Goal of the exercise:
Write the data out again exactly, with no pictures.

The data:
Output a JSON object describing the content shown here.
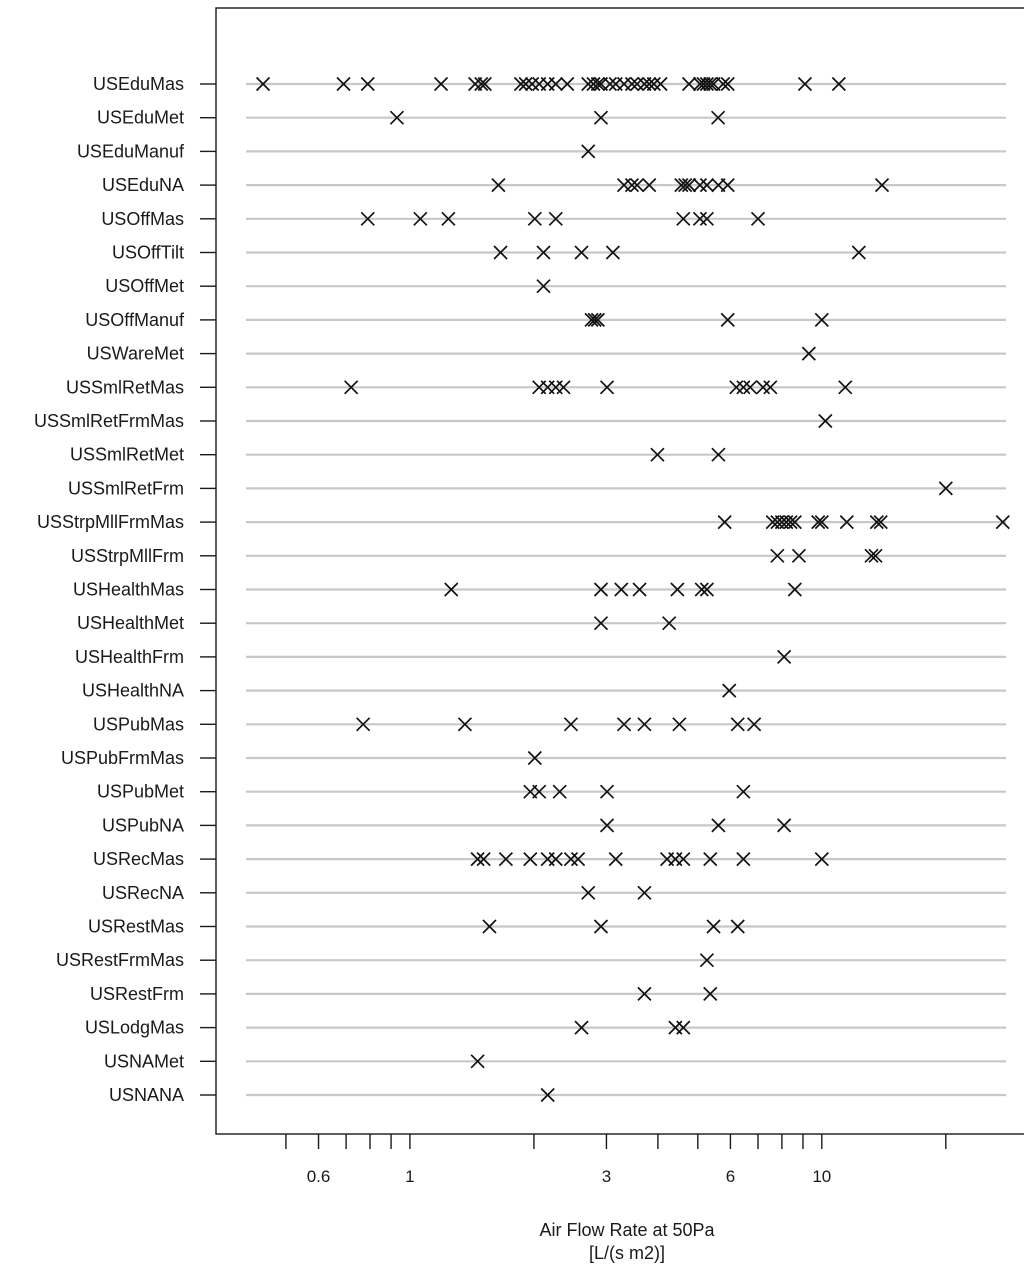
{
  "chart_data": {
    "type": "scatter",
    "title": "",
    "xlabel": "Air Flow Rate at 50Pa",
    "xlabel_unit": "[L/(s m2)]",
    "ylabel": "",
    "x_scale": "log",
    "xlim": [
      0.4,
      28
    ],
    "x_ticks": [
      0.6,
      1,
      3,
      6,
      10
    ],
    "x_minor_ticks": [
      0.5,
      0.7,
      0.8,
      0.9,
      2,
      4,
      5,
      7,
      8,
      9,
      20
    ],
    "grid": false,
    "categories": [
      "USEduMas",
      "USEduMet",
      "USEduManuf",
      "USEduNA",
      "USOffMas",
      "USOffTilt",
      "USOffMet",
      "USOffManuf",
      "USWareMet",
      "USSmlRetMas",
      "USSmlRetFrmMas",
      "USSmlRetMet",
      "USSmlRetFrm",
      "USStrpMllFrmMas",
      "USStrpMllFrm",
      "USHealthMas",
      "USHealthMet",
      "USHealthFrm",
      "USHealthNA",
      "USPubMas",
      "USPubFrmMas",
      "USPubMet",
      "USPubNA",
      "USRecMas",
      "USRecNA",
      "USRestMas",
      "USRestFrmMas",
      "USRestFrm",
      "USLodgMas",
      "USNAMet",
      "USNANA"
    ],
    "values": [
      [
        0.44,
        0.69,
        0.79,
        1.19,
        1.44,
        1.49,
        1.52,
        1.86,
        1.91,
        1.98,
        2.06,
        2.16,
        2.26,
        2.41,
        2.71,
        2.79,
        2.86,
        2.91,
        3.06,
        3.16,
        3.31,
        3.46,
        3.56,
        3.71,
        3.81,
        3.91,
        4.06,
        4.76,
        5.06,
        5.16,
        5.26,
        5.36,
        5.46,
        5.76,
        5.91,
        9.1,
        11.0
      ],
      [
        0.93,
        2.91,
        5.6
      ],
      [
        2.71
      ],
      [
        1.64,
        3.31,
        3.46,
        3.56,
        3.81,
        4.56,
        4.66,
        4.76,
        5.06,
        5.26,
        5.61,
        5.91,
        14.0
      ],
      [
        0.79,
        1.06,
        1.24,
        2.01,
        2.26,
        4.61,
        5.06,
        5.26,
        7.0
      ],
      [
        1.66,
        2.11,
        2.61,
        3.11,
        12.3
      ],
      [
        2.11
      ],
      [
        2.76,
        2.81,
        2.86,
        5.91,
        10.0
      ],
      [
        9.3
      ],
      [
        0.72,
        2.06,
        2.16,
        2.26,
        2.36,
        3.01,
        6.2,
        6.45,
        6.7,
        7.2,
        7.5,
        11.4
      ],
      [
        10.2
      ],
      [
        3.99,
        5.61
      ],
      [
        20.0
      ],
      [
        5.81,
        7.6,
        7.8,
        8.0,
        8.2,
        8.4,
        8.6,
        9.8,
        10.0,
        11.5,
        13.6,
        13.9,
        27.5
      ],
      [
        7.8,
        8.8,
        13.2,
        13.5
      ],
      [
        1.26,
        2.91,
        3.26,
        3.61,
        4.46,
        5.11,
        5.26,
        8.6
      ],
      [
        2.91,
        4.26
      ],
      [
        8.1
      ],
      [
        5.96
      ],
      [
        0.77,
        1.36,
        2.46,
        3.31,
        3.71,
        4.51,
        6.25,
        6.85
      ],
      [
        2.01
      ],
      [
        1.96,
        2.06,
        2.31,
        3.01,
        6.45
      ],
      [
        3.01,
        5.61,
        8.1
      ],
      [
        1.46,
        1.51,
        1.71,
        1.96,
        2.16,
        2.26,
        2.46,
        2.56,
        3.16,
        4.21,
        4.41,
        4.61,
        5.36,
        6.45,
        10.0
      ],
      [
        2.71,
        3.71
      ],
      [
        1.56,
        2.91,
        5.46,
        6.25
      ],
      [
        5.26
      ],
      [
        3.71,
        5.36
      ],
      [
        2.61,
        4.41,
        4.61
      ],
      [
        1.46
      ],
      [
        2.16
      ]
    ]
  }
}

Worked solution:
Output a JSON object describing the content shown here.
{
  "chart_data": {
    "type": "scatter",
    "title": "",
    "xlabel": "Air Flow Rate at 50Pa",
    "xlabel_unit": "[L/(s m2)]",
    "ylabel": "",
    "x_scale": "log",
    "xlim": [
      0.4,
      28
    ],
    "x_ticks": [
      0.6,
      1,
      3,
      6,
      10
    ],
    "x_minor_ticks": [
      0.5,
      0.7,
      0.8,
      0.9,
      2,
      4,
      5,
      7,
      8,
      9,
      20
    ],
    "grid": false,
    "categories": [
      "USEduMas",
      "USEduMet",
      "USEduManuf",
      "USEduNA",
      "USOffMas",
      "USOffTilt",
      "USOffMet",
      "USOffManuf",
      "USWareMet",
      "USSmlRetMas",
      "USSmlRetFrmMas",
      "USSmlRetMet",
      "USSmlRetFrm",
      "USStrpMllFrmMas",
      "USStrpMllFrm",
      "USHealthMas",
      "USHealthMet",
      "USHealthFrm",
      "USHealthNA",
      "USPubMas",
      "USPubFrmMas",
      "USPubMet",
      "USPubNA",
      "USRecMas",
      "USRecNA",
      "USRestMas",
      "USRestFrmMas",
      "USRestFrm",
      "USLodgMas",
      "USNAMet",
      "USNANA"
    ],
    "values": [
      [
        0.44,
        0.69,
        0.79,
        1.19,
        1.44,
        1.49,
        1.52,
        1.86,
        1.91,
        1.98,
        2.06,
        2.16,
        2.26,
        2.41,
        2.71,
        2.79,
        2.86,
        2.91,
        3.06,
        3.16,
        3.31,
        3.46,
        3.56,
        3.71,
        3.81,
        3.91,
        4.06,
        4.76,
        5.06,
        5.16,
        5.26,
        5.36,
        5.46,
        5.76,
        5.91,
        9.1,
        11.0
      ],
      [
        0.93,
        2.91,
        5.6
      ],
      [
        2.71
      ],
      [
        1.64,
        3.31,
        3.46,
        3.56,
        3.81,
        4.56,
        4.66,
        4.76,
        5.06,
        5.26,
        5.61,
        5.91,
        14.0
      ],
      [
        0.79,
        1.06,
        1.24,
        2.01,
        2.26,
        4.61,
        5.06,
        5.26,
        7.0
      ],
      [
        1.66,
        2.11,
        2.61,
        3.11,
        12.3
      ],
      [
        2.11
      ],
      [
        2.76,
        2.81,
        2.86,
        5.91,
        10.0
      ],
      [
        9.3
      ],
      [
        0.72,
        2.06,
        2.16,
        2.26,
        2.36,
        3.01,
        6.2,
        6.45,
        6.7,
        7.2,
        7.5,
        11.4
      ],
      [
        10.2
      ],
      [
        3.99,
        5.61
      ],
      [
        20.0
      ],
      [
        5.81,
        7.6,
        7.8,
        8.0,
        8.2,
        8.4,
        8.6,
        9.8,
        10.0,
        11.5,
        13.6,
        13.9,
        27.5
      ],
      [
        7.8,
        8.8,
        13.2,
        13.5
      ],
      [
        1.26,
        2.91,
        3.26,
        3.61,
        4.46,
        5.11,
        5.26,
        8.6
      ],
      [
        2.91,
        4.26
      ],
      [
        8.1
      ],
      [
        5.96
      ],
      [
        0.77,
        1.36,
        2.46,
        3.31,
        3.71,
        4.51,
        6.25,
        6.85
      ],
      [
        2.01
      ],
      [
        1.96,
        2.06,
        2.31,
        3.01,
        6.45
      ],
      [
        3.01,
        5.61,
        8.1
      ],
      [
        1.46,
        1.51,
        1.71,
        1.96,
        2.16,
        2.26,
        2.46,
        2.56,
        3.16,
        4.21,
        4.41,
        4.61,
        5.36,
        6.45,
        10.0
      ],
      [
        2.71,
        3.71
      ],
      [
        1.56,
        2.91,
        5.46,
        6.25
      ],
      [
        5.26
      ],
      [
        3.71,
        5.36
      ],
      [
        2.61,
        4.41,
        4.61
      ],
      [
        1.46
      ],
      [
        2.16
      ]
    ]
  }
}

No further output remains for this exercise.